**What you need to do**: Output each line of the rows below verbatim, leaving out the pictures.

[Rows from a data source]

********************

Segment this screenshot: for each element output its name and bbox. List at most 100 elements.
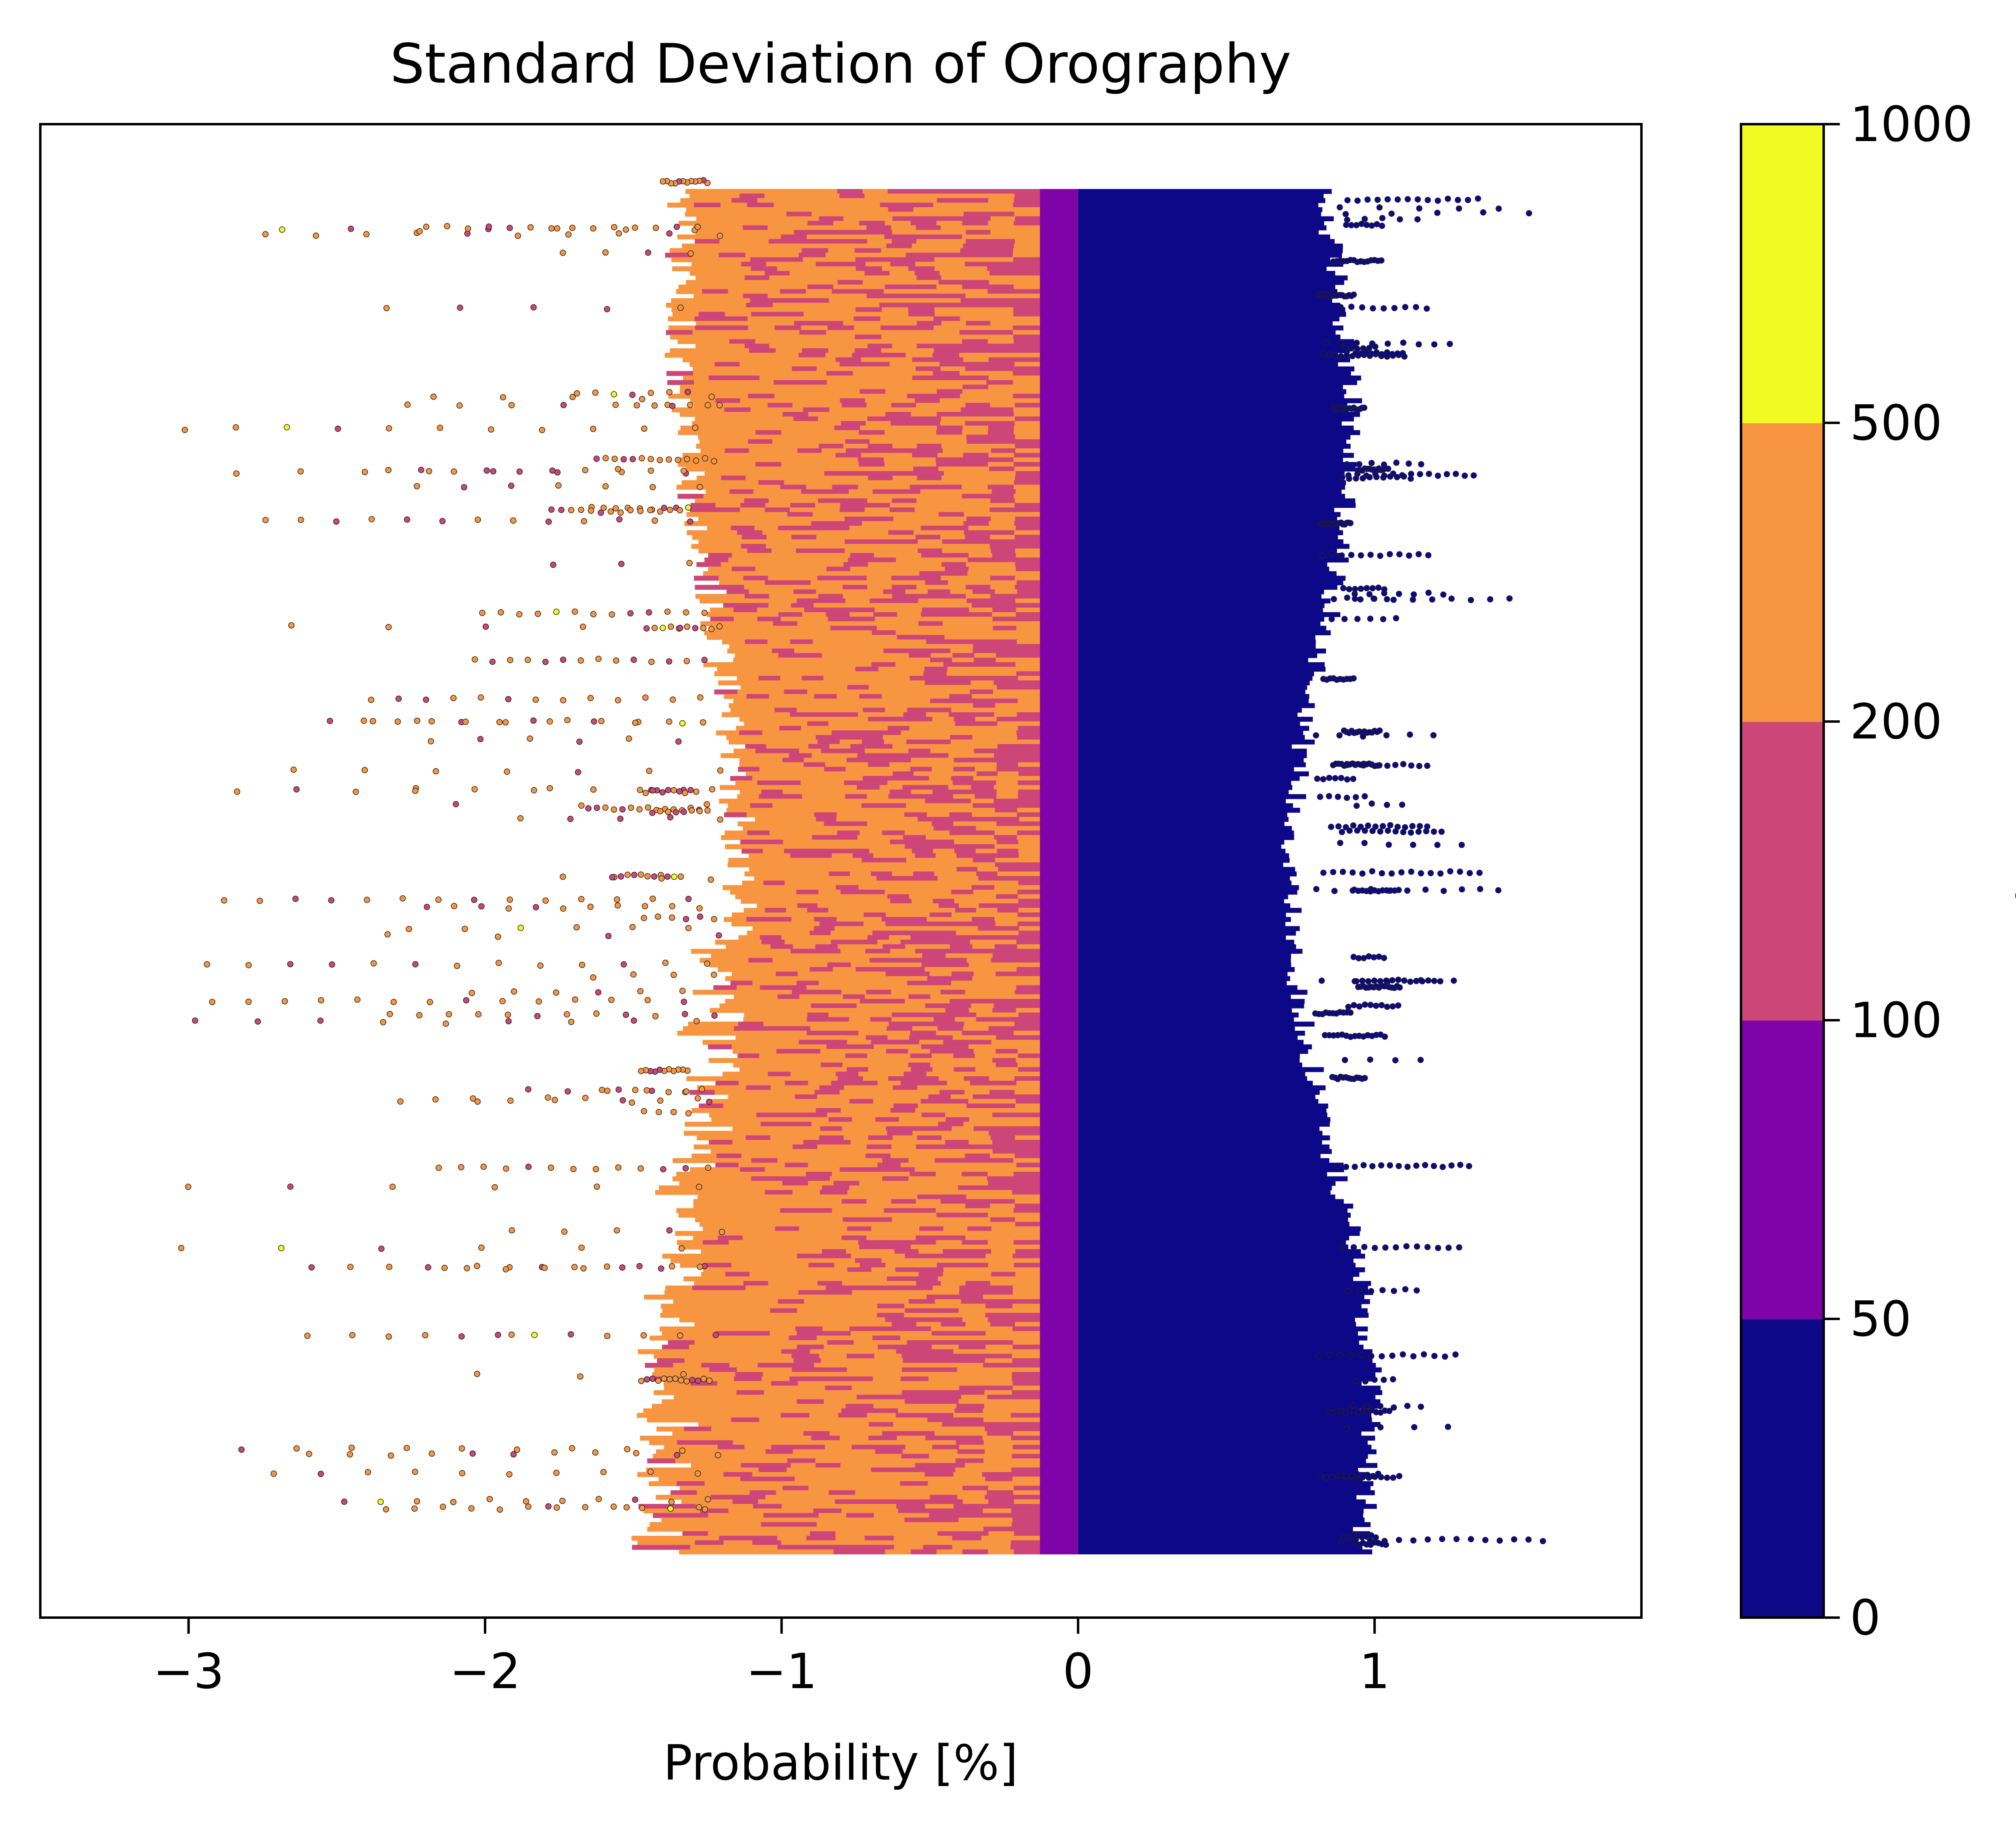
scatter-band-200-500 (798, 1445, 825, 1450)
scatter-band-200-500 (918, 548, 943, 553)
scatter-band-200-500 (956, 1404, 985, 1409)
scatter-band-0-50 (1078, 316, 1339, 322)
scatter-band-200-500 (675, 1527, 704, 1532)
scatter-band-200-500 (996, 749, 1018, 754)
scatter-band-200-500 (821, 1358, 849, 1364)
scatter-band-50-100 (1039, 880, 1078, 886)
scatter-band-200-500 (699, 439, 725, 444)
scatter-band-0-50 (1078, 202, 1318, 208)
scatter-band-200-500 (790, 398, 816, 403)
scatter-band-200-500 (1018, 653, 1040, 658)
scatter-band-200-500 (828, 1149, 852, 1154)
scatter-band-200-500 (776, 1258, 803, 1263)
scatter-band-200-500 (891, 416, 917, 422)
scatter-band-200-500 (748, 1535, 778, 1541)
scatter-band-200-500 (937, 385, 963, 390)
scatter-band-200-500 (731, 1262, 758, 1268)
scatter-band-200-500 (1014, 1485, 1040, 1491)
scatter-band-200-500 (1012, 1285, 1040, 1291)
scatter-band-200-500 (772, 1222, 797, 1227)
scatter-band-200-500 (917, 1085, 942, 1090)
scatter-band-50-100 (1039, 430, 1078, 435)
scatter-band-200-500 (1014, 212, 1040, 217)
scatter-band-200-500 (990, 475, 1016, 481)
scatter-band-0-50 (1078, 1477, 1363, 1482)
scatter-band-50-100 (1039, 1454, 1078, 1459)
scatter-band-200-500 (830, 1158, 857, 1163)
scatter-point (1346, 475, 1352, 482)
scatter-band-200-500 (865, 544, 891, 549)
scatter-band-200-500 (957, 1495, 985, 1500)
scatter-band-200-500 (901, 1454, 930, 1459)
scatter-band-200-500 (680, 1454, 709, 1459)
scatter-band-200-500 (881, 298, 908, 304)
scatter-band-200-500 (792, 999, 816, 1004)
scatter-band-200-500 (757, 198, 783, 203)
scatter-point (1360, 475, 1366, 482)
scatter-band-200-500 (996, 657, 1018, 663)
scatter-band-200-500 (867, 594, 893, 599)
scatter-band-0-50 (1078, 853, 1289, 859)
scatter-band-200-500 (729, 234, 756, 240)
scatter-band-200-500 (941, 416, 966, 422)
scatter-band-0-50 (1078, 880, 1292, 886)
scatter-band-200-500 (881, 335, 908, 340)
scatter-band-200-500 (1012, 1290, 1040, 1295)
scatter-band-200-500 (1018, 717, 1040, 722)
scatter-band-50-100 (1039, 1171, 1078, 1177)
scatter-band-200-500 (691, 262, 717, 267)
scatter-band-200-500 (781, 1472, 810, 1477)
scatter-band-200-500 (912, 880, 934, 886)
scatter-band-200-500 (751, 1158, 778, 1163)
scatter-band-200-500 (932, 353, 960, 358)
scatter-band-200-500 (771, 435, 796, 440)
scatter-band-200-500 (1015, 621, 1040, 626)
scatter-band-200-500 (1018, 1053, 1040, 1059)
scatter-band-200-500 (772, 648, 795, 654)
scatter-band-200-500 (865, 1463, 891, 1468)
scatter-band-200-500 (973, 648, 996, 654)
scatter-band-200-500 (758, 1467, 787, 1472)
scatter-band-200-500 (877, 1326, 904, 1332)
scatter-band-200-500 (900, 1522, 929, 1527)
scatter-band-200-500 (841, 912, 864, 917)
scatter-band-200-500 (843, 1417, 872, 1423)
scatter-band-200-500 (953, 1053, 975, 1059)
scatter-band-200-500 (954, 898, 976, 904)
scatter-band-0-50 (1078, 1458, 1366, 1464)
scatter-band-200-500 (1017, 1094, 1040, 1100)
scatter-band-200-500 (881, 917, 905, 922)
scatter-band-200-500 (766, 1463, 791, 1468)
scatter-band-200-500 (947, 1081, 971, 1086)
scatter-band-200-500 (915, 1153, 941, 1159)
scatter-band-200-500 (900, 1335, 929, 1341)
scatter-band-200-500 (930, 1126, 952, 1131)
scatter-band-200-500 (848, 898, 869, 904)
scatter-band-200-500 (820, 435, 845, 440)
scatter-band-200-500 (916, 416, 942, 422)
scatter-band-200-500 (939, 530, 964, 535)
scatter-band-200-500 (799, 252, 826, 258)
scatter-band-200-500 (695, 239, 720, 244)
scatter-band-0-50 (1078, 867, 1295, 872)
scatter-band-0-50 (1078, 930, 1296, 936)
scatter-band-200-500 (737, 794, 760, 799)
scatter-band-50-100 (1039, 776, 1078, 781)
scatter-band-200-500 (732, 1058, 756, 1063)
scatter-band-200-500 (806, 457, 832, 463)
scatter-band-200-500 (700, 958, 725, 963)
scatter-band-200-500 (654, 1354, 682, 1359)
scatter-band-200-500 (719, 1285, 746, 1291)
scatter-band-200-500 (862, 189, 888, 194)
scatter-band-200-500 (1017, 1049, 1040, 1054)
scatter-band-50-100 (1039, 1422, 1078, 1427)
scatter-band-200-500 (884, 858, 907, 863)
scatter-band-200-500 (698, 435, 723, 440)
scatter-band-200-500 (760, 1481, 789, 1486)
scatter-band-200-500 (800, 316, 828, 322)
scatter-band-200-500 (795, 1194, 820, 1200)
scatter-band-200-500 (702, 485, 729, 490)
scatter-band-50-100 (1039, 839, 1078, 845)
scatter-band-200-500 (987, 1299, 1014, 1304)
scatter-band-200-500 (957, 1390, 985, 1395)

********************

**Answer to the exercise**:
Segment this screenshot: for each element output its name and bbox. List at most 100 elements.
scatter-band-200-500 (798, 1445, 825, 1450)
scatter-band-200-500 (918, 548, 943, 553)
scatter-band-200-500 (956, 1404, 985, 1409)
scatter-band-0-50 (1078, 316, 1339, 322)
scatter-band-200-500 (675, 1527, 704, 1532)
scatter-band-200-500 (996, 749, 1018, 754)
scatter-band-200-500 (821, 1358, 849, 1364)
scatter-band-50-100 (1039, 880, 1078, 886)
scatter-band-200-500 (699, 439, 725, 444)
scatter-band-0-50 (1078, 202, 1318, 208)
scatter-band-200-500 (790, 398, 816, 403)
scatter-band-200-500 (1018, 653, 1040, 658)
scatter-band-200-500 (828, 1149, 852, 1154)
scatter-band-200-500 (776, 1258, 803, 1263)
scatter-band-200-500 (891, 416, 917, 422)
scatter-band-200-500 (748, 1535, 778, 1541)
scatter-band-200-500 (937, 385, 963, 390)
scatter-band-200-500 (731, 1262, 758, 1268)
scatter-band-200-500 (1014, 1485, 1040, 1491)
scatter-band-200-500 (1012, 1285, 1040, 1291)
scatter-band-200-500 (772, 1222, 797, 1227)
scatter-band-200-500 (917, 1085, 942, 1090)
scatter-band-50-100 (1039, 430, 1078, 435)
scatter-band-200-500 (1014, 212, 1040, 217)
scatter-band-200-500 (990, 475, 1016, 481)
scatter-band-0-50 (1078, 1477, 1363, 1482)
scatter-band-50-100 (1039, 1454, 1078, 1459)
scatter-band-200-500 (830, 1158, 857, 1163)
scatter-point (1346, 475, 1352, 482)
scatter-band-200-500 (865, 544, 891, 549)
scatter-band-200-500 (957, 1495, 985, 1500)
scatter-band-200-500 (901, 1454, 930, 1459)
scatter-band-200-500 (680, 1454, 709, 1459)
scatter-band-200-500 (881, 298, 908, 304)
scatter-band-200-500 (792, 999, 816, 1004)
scatter-band-200-500 (757, 198, 783, 203)
scatter-point (1360, 475, 1366, 482)
scatter-band-200-500 (996, 657, 1018, 663)
scatter-band-200-500 (867, 594, 893, 599)
scatter-band-0-50 (1078, 853, 1289, 859)
scatter-band-200-500 (729, 234, 756, 240)
scatter-band-200-500 (941, 416, 966, 422)
scatter-band-0-50 (1078, 880, 1292, 886)
scatter-band-200-500 (881, 335, 908, 340)
scatter-band-200-500 (1012, 1290, 1040, 1295)
scatter-band-200-500 (1018, 717, 1040, 722)
scatter-band-50-100 (1039, 1171, 1078, 1177)
scatter-band-200-500 (691, 262, 717, 267)
scatter-band-200-500 (781, 1472, 810, 1477)
scatter-band-200-500 (912, 880, 934, 886)
scatter-band-200-500 (751, 1158, 778, 1163)
scatter-band-200-500 (932, 353, 960, 358)
scatter-band-200-500 (771, 435, 796, 440)
scatter-band-200-500 (1015, 621, 1040, 626)
scatter-band-200-500 (1018, 1053, 1040, 1059)
scatter-band-200-500 (772, 648, 795, 654)
scatter-band-200-500 (865, 1463, 891, 1468)
scatter-band-200-500 (973, 648, 996, 654)
scatter-band-200-500 (758, 1467, 787, 1472)
scatter-band-200-500 (877, 1326, 904, 1332)
scatter-band-200-500 (900, 1522, 929, 1527)
scatter-band-200-500 (841, 912, 864, 917)
scatter-band-200-500 (843, 1417, 872, 1423)
scatter-band-200-500 (953, 1053, 975, 1059)
scatter-band-200-500 (954, 898, 976, 904)
scatter-band-0-50 (1078, 1458, 1366, 1464)
scatter-band-200-500 (1017, 1094, 1040, 1100)
scatter-band-200-500 (881, 917, 905, 922)
scatter-band-200-500 (766, 1463, 791, 1468)
scatter-band-200-500 (947, 1081, 971, 1086)
scatter-band-200-500 (915, 1153, 941, 1159)
scatter-band-200-500 (900, 1335, 929, 1341)
scatter-band-200-500 (930, 1126, 952, 1131)
scatter-band-200-500 (848, 898, 869, 904)
scatter-band-200-500 (820, 435, 845, 440)
scatter-band-200-500 (916, 416, 942, 422)
scatter-band-200-500 (939, 530, 964, 535)
scatter-band-200-500 (799, 252, 826, 258)
scatter-band-200-500 (695, 239, 720, 244)
scatter-band-0-50 (1078, 867, 1295, 872)
scatter-band-0-50 (1078, 930, 1296, 936)
scatter-band-200-500 (737, 794, 760, 799)
scatter-band-50-100 (1039, 776, 1078, 781)
scatter-band-200-500 (732, 1058, 756, 1063)
scatter-band-200-500 (806, 457, 832, 463)
scatter-band-200-500 (700, 958, 725, 963)
scatter-band-200-500 (654, 1354, 682, 1359)
scatter-band-200-500 (719, 1285, 746, 1291)
scatter-band-200-500 (862, 189, 888, 194)
scatter-band-200-500 (1017, 1049, 1040, 1054)
scatter-band-50-100 (1039, 1422, 1078, 1427)
scatter-band-200-500 (884, 858, 907, 863)
scatter-band-200-500 (698, 435, 723, 440)
scatter-band-200-500 (760, 1481, 789, 1486)
scatter-band-200-500 (800, 316, 828, 322)
scatter-band-200-500 (795, 1194, 820, 1200)
scatter-band-200-500 (702, 485, 729, 490)
scatter-band-50-100 (1039, 839, 1078, 845)
scatter-band-200-500 (987, 1299, 1014, 1304)
scatter-band-200-500 (957, 1390, 985, 1395)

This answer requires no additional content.